-- Written exercise --
Determine the number of lines in the listing below where the string "text" occurs; answer with the number alone.

Dataset listings of figures

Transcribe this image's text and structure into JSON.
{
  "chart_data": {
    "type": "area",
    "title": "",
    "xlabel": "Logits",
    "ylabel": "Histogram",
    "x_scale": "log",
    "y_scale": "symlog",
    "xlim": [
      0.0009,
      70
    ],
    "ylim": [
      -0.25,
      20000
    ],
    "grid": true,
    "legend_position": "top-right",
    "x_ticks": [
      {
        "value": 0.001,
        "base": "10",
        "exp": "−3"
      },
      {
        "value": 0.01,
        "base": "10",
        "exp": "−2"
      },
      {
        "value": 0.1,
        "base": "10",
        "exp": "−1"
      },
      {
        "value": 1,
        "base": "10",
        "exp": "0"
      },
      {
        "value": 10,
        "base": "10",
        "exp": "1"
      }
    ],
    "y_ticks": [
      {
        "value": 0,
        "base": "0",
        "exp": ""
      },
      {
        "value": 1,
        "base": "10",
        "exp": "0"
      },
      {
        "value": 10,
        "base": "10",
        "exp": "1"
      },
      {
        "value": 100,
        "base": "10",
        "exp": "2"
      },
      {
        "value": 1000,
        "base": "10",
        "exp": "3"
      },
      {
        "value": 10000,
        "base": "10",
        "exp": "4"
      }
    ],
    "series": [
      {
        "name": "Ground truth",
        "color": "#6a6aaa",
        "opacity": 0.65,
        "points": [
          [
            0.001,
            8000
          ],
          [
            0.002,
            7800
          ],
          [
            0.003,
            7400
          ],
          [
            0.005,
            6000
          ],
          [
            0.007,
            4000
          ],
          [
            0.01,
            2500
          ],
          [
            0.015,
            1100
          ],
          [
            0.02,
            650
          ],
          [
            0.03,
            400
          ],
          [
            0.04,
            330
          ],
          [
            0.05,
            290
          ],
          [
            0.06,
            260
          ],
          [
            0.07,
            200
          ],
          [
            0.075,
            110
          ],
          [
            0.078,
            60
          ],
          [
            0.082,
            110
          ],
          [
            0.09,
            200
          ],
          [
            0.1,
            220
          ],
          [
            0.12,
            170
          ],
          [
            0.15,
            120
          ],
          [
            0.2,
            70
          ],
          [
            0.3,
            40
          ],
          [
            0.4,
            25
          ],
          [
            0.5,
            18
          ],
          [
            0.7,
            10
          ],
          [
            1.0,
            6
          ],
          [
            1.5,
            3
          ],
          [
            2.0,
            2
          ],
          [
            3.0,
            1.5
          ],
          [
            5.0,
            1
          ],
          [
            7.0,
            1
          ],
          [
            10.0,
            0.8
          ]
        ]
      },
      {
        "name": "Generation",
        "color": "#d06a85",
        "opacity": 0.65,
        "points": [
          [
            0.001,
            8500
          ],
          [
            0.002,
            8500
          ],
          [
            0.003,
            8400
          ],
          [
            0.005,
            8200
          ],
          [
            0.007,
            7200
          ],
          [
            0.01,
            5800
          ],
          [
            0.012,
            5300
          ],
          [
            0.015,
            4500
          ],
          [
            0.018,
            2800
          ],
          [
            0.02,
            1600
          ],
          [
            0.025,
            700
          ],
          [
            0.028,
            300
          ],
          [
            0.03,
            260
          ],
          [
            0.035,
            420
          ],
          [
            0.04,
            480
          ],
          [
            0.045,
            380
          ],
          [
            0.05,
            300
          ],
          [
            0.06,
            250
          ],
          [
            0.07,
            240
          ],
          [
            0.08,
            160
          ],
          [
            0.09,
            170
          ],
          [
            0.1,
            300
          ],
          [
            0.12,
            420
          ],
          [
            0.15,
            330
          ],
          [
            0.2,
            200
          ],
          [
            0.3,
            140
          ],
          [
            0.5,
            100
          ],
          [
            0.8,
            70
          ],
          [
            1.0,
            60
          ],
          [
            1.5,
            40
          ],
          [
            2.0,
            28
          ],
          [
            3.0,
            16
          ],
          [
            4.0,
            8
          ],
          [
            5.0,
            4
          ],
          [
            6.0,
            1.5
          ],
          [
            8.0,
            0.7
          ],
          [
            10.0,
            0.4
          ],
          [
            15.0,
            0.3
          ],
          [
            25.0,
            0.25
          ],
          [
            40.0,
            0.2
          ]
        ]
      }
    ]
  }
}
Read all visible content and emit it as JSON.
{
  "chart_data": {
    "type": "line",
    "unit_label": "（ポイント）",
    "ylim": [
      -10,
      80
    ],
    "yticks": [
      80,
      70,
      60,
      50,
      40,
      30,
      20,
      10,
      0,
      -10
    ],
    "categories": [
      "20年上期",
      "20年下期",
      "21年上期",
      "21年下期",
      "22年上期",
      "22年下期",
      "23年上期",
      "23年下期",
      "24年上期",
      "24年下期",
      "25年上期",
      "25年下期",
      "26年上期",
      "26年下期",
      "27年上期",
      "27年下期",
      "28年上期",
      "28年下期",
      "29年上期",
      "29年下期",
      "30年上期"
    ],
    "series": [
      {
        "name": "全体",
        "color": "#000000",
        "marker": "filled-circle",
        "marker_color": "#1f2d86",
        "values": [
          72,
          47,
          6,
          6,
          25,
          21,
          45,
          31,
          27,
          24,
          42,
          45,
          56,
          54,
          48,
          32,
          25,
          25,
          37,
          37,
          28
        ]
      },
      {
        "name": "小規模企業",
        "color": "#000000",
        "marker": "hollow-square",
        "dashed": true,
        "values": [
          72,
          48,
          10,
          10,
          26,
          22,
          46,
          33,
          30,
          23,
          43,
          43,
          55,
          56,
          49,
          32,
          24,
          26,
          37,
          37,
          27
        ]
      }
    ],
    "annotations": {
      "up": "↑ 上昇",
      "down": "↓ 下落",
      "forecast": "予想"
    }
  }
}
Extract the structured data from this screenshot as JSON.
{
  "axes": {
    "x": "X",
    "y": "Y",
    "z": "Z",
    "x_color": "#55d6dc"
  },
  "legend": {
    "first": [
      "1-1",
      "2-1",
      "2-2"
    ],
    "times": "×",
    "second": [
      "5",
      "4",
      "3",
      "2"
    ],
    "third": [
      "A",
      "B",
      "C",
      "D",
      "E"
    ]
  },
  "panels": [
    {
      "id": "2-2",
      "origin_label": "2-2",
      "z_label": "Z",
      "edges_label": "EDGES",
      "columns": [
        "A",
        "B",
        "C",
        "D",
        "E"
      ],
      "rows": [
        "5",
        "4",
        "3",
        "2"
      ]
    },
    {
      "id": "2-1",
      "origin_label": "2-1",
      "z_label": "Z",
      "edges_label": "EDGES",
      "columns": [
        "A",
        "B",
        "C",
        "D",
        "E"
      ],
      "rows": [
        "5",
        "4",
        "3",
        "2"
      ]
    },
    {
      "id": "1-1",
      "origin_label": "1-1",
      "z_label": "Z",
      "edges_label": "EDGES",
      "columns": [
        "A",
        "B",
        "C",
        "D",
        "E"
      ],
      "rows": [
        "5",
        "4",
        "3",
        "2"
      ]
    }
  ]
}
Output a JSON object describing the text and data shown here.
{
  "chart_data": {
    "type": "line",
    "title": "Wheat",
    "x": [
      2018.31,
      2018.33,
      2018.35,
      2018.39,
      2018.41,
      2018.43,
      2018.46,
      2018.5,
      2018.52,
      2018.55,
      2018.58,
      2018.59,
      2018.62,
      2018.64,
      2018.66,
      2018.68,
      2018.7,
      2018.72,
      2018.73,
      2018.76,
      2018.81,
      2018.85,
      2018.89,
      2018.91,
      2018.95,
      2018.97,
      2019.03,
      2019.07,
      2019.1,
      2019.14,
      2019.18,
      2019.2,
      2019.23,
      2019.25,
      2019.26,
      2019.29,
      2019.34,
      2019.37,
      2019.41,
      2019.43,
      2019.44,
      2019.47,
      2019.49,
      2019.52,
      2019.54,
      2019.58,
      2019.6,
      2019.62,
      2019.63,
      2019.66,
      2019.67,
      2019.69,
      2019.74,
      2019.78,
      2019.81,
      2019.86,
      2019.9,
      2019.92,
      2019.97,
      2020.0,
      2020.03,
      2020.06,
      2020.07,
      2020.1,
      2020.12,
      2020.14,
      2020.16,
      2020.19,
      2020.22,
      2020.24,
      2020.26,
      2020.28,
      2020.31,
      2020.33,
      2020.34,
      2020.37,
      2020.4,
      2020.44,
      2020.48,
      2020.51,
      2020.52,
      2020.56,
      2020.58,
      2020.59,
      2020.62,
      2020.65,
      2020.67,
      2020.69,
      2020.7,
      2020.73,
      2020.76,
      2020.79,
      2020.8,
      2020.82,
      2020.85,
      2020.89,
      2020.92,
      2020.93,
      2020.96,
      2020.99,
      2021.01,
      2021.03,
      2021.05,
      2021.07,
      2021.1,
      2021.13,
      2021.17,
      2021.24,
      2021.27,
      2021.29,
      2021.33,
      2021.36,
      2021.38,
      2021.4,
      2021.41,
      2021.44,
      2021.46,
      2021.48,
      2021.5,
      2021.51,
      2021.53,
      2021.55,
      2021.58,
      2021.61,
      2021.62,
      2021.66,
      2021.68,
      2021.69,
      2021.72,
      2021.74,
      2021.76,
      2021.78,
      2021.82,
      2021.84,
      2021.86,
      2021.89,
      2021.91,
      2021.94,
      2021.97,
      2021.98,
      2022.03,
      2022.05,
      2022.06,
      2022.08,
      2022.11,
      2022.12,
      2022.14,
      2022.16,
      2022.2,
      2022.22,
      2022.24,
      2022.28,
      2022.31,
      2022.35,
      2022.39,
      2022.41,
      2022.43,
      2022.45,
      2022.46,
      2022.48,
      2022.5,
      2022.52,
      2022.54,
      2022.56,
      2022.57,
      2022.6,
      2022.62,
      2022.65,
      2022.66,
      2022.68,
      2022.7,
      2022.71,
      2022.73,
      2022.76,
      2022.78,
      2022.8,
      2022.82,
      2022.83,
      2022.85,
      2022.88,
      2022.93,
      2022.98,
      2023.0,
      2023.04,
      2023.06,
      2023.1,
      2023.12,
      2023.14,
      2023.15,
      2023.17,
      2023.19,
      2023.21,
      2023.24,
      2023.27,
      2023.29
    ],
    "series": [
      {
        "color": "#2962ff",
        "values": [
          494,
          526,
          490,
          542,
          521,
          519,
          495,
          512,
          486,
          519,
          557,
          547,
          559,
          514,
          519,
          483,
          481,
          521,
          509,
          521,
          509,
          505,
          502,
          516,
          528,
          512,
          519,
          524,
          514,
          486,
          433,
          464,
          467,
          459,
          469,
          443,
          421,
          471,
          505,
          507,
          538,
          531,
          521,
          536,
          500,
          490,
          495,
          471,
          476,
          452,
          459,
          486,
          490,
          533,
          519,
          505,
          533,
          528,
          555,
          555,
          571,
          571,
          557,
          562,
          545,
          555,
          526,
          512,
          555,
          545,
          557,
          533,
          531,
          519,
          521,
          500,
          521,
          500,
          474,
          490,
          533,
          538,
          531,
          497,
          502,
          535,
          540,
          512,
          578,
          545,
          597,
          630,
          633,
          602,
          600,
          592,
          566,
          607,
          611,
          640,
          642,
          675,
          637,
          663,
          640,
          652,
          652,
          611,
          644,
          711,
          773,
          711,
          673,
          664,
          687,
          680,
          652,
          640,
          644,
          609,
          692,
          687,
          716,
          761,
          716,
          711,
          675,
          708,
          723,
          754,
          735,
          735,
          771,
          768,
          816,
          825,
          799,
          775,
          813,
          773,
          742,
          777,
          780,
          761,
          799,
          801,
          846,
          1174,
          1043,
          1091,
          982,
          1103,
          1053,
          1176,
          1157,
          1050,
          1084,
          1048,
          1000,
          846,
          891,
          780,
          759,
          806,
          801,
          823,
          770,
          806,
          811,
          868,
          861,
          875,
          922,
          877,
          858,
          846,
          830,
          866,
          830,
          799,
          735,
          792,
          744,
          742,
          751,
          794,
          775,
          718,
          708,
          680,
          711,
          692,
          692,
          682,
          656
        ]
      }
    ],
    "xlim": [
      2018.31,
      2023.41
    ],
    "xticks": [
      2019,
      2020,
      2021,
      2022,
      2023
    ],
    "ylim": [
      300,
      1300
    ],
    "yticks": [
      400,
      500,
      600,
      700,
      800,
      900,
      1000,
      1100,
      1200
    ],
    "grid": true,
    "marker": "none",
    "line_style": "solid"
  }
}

-- Expected output --
2